AIM OF THE EXERCISE:
Copy out the listing exactly.

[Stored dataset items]
•••
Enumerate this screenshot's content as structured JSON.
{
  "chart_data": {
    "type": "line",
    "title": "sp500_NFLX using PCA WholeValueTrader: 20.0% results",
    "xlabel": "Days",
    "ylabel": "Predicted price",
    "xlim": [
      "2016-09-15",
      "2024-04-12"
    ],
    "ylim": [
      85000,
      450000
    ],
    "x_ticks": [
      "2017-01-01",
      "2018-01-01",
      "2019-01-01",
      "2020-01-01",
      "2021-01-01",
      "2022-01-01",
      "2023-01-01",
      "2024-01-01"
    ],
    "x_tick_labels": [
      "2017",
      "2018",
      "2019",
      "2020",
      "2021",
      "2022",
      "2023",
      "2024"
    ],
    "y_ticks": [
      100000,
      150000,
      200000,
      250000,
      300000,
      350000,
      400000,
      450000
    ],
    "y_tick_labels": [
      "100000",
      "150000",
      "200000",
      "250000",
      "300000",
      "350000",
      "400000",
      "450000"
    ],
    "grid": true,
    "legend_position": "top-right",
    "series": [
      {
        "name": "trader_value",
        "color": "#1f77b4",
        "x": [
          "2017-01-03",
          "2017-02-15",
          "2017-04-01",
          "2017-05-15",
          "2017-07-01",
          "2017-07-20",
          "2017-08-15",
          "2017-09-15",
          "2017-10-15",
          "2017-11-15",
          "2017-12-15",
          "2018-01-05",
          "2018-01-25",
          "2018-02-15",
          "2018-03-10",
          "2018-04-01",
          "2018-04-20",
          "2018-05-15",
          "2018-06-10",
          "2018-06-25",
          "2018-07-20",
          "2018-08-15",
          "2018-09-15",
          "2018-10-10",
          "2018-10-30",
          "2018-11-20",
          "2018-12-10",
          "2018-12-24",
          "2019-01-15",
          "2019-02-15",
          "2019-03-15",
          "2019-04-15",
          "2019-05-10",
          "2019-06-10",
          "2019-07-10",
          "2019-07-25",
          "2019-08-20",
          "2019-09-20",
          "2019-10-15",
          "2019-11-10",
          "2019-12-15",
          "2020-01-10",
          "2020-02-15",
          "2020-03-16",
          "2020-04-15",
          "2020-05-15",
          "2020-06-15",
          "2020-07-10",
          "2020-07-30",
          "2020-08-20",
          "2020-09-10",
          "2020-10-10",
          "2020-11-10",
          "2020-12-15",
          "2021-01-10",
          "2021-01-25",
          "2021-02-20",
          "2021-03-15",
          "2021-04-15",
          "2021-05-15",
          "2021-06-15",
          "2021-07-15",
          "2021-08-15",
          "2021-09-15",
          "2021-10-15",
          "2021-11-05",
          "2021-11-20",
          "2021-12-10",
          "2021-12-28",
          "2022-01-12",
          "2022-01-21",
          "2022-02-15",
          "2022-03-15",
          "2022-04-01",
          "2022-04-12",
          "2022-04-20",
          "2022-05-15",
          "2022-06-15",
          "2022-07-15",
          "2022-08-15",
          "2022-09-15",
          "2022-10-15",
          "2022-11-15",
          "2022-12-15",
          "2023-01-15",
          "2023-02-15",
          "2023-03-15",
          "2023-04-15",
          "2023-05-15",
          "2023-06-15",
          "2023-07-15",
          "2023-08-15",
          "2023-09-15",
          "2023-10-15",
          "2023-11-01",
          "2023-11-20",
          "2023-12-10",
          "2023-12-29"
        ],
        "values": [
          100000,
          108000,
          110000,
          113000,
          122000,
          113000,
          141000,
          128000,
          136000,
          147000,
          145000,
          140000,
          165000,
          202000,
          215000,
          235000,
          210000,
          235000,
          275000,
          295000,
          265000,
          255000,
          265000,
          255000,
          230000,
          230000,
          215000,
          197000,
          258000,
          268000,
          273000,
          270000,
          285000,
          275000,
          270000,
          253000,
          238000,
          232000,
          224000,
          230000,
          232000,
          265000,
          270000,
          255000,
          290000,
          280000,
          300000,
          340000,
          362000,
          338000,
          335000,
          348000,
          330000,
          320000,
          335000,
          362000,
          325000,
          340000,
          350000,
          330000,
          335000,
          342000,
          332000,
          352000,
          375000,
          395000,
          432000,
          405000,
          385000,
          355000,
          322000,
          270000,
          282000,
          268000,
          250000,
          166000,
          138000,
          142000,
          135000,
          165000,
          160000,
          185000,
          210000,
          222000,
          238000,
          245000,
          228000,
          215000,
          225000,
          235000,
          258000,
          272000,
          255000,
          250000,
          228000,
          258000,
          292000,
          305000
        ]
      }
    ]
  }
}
•••
FINAL RESULT:
Enumerate this screenshot's content as structured JSON.
{
  "chart_data": {
    "type": "line",
    "title": "sp500_NFLX using PCA WholeValueTrader: 20.0% results",
    "xlabel": "Days",
    "ylabel": "Predicted price",
    "xlim": [
      "2016-09-15",
      "2024-04-12"
    ],
    "ylim": [
      85000,
      450000
    ],
    "x_ticks": [
      "2017-01-01",
      "2018-01-01",
      "2019-01-01",
      "2020-01-01",
      "2021-01-01",
      "2022-01-01",
      "2023-01-01",
      "2024-01-01"
    ],
    "x_tick_labels": [
      "2017",
      "2018",
      "2019",
      "2020",
      "2021",
      "2022",
      "2023",
      "2024"
    ],
    "y_ticks": [
      100000,
      150000,
      200000,
      250000,
      300000,
      350000,
      400000,
      450000
    ],
    "y_tick_labels": [
      "100000",
      "150000",
      "200000",
      "250000",
      "300000",
      "350000",
      "400000",
      "450000"
    ],
    "grid": true,
    "legend_position": "top-right",
    "series": [
      {
        "name": "trader_value",
        "color": "#1f77b4",
        "x": [
          "2017-01-03",
          "2017-02-15",
          "2017-04-01",
          "2017-05-15",
          "2017-07-01",
          "2017-07-20",
          "2017-08-15",
          "2017-09-15",
          "2017-10-15",
          "2017-11-15",
          "2017-12-15",
          "2018-01-05",
          "2018-01-25",
          "2018-02-15",
          "2018-03-10",
          "2018-04-01",
          "2018-04-20",
          "2018-05-15",
          "2018-06-10",
          "2018-06-25",
          "2018-07-20",
          "2018-08-15",
          "2018-09-15",
          "2018-10-10",
          "2018-10-30",
          "2018-11-20",
          "2018-12-10",
          "2018-12-24",
          "2019-01-15",
          "2019-02-15",
          "2019-03-15",
          "2019-04-15",
          "2019-05-10",
          "2019-06-10",
          "2019-07-10",
          "2019-07-25",
          "2019-08-20",
          "2019-09-20",
          "2019-10-15",
          "2019-11-10",
          "2019-12-15",
          "2020-01-10",
          "2020-02-15",
          "2020-03-16",
          "2020-04-15",
          "2020-05-15",
          "2020-06-15",
          "2020-07-10",
          "2020-07-30",
          "2020-08-20",
          "2020-09-10",
          "2020-10-10",
          "2020-11-10",
          "2020-12-15",
          "2021-01-10",
          "2021-01-25",
          "2021-02-20",
          "2021-03-15",
          "2021-04-15",
          "2021-05-15",
          "2021-06-15",
          "2021-07-15",
          "2021-08-15",
          "2021-09-15",
          "2021-10-15",
          "2021-11-05",
          "2021-11-20",
          "2021-12-10",
          "2021-12-28",
          "2022-01-12",
          "2022-01-21",
          "2022-02-15",
          "2022-03-15",
          "2022-04-01",
          "2022-04-12",
          "2022-04-20",
          "2022-05-15",
          "2022-06-15",
          "2022-07-15",
          "2022-08-15",
          "2022-09-15",
          "2022-10-15",
          "2022-11-15",
          "2022-12-15",
          "2023-01-15",
          "2023-02-15",
          "2023-03-15",
          "2023-04-15",
          "2023-05-15",
          "2023-06-15",
          "2023-07-15",
          "2023-08-15",
          "2023-09-15",
          "2023-10-15",
          "2023-11-01",
          "2023-11-20",
          "2023-12-10",
          "2023-12-29"
        ],
        "values": [
          100000,
          108000,
          110000,
          113000,
          122000,
          113000,
          141000,
          128000,
          136000,
          147000,
          145000,
          140000,
          165000,
          202000,
          215000,
          235000,
          210000,
          235000,
          275000,
          295000,
          265000,
          255000,
          265000,
          255000,
          230000,
          230000,
          215000,
          197000,
          258000,
          268000,
          273000,
          270000,
          285000,
          275000,
          270000,
          253000,
          238000,
          232000,
          224000,
          230000,
          232000,
          265000,
          270000,
          255000,
          290000,
          280000,
          300000,
          340000,
          362000,
          338000,
          335000,
          348000,
          330000,
          320000,
          335000,
          362000,
          325000,
          340000,
          350000,
          330000,
          335000,
          342000,
          332000,
          352000,
          375000,
          395000,
          432000,
          405000,
          385000,
          355000,
          322000,
          270000,
          282000,
          268000,
          250000,
          166000,
          138000,
          142000,
          135000,
          165000,
          160000,
          185000,
          210000,
          222000,
          238000,
          245000,
          228000,
          215000,
          225000,
          235000,
          258000,
          272000,
          255000,
          250000,
          228000,
          258000,
          292000,
          305000
        ]
      }
    ]
  }
}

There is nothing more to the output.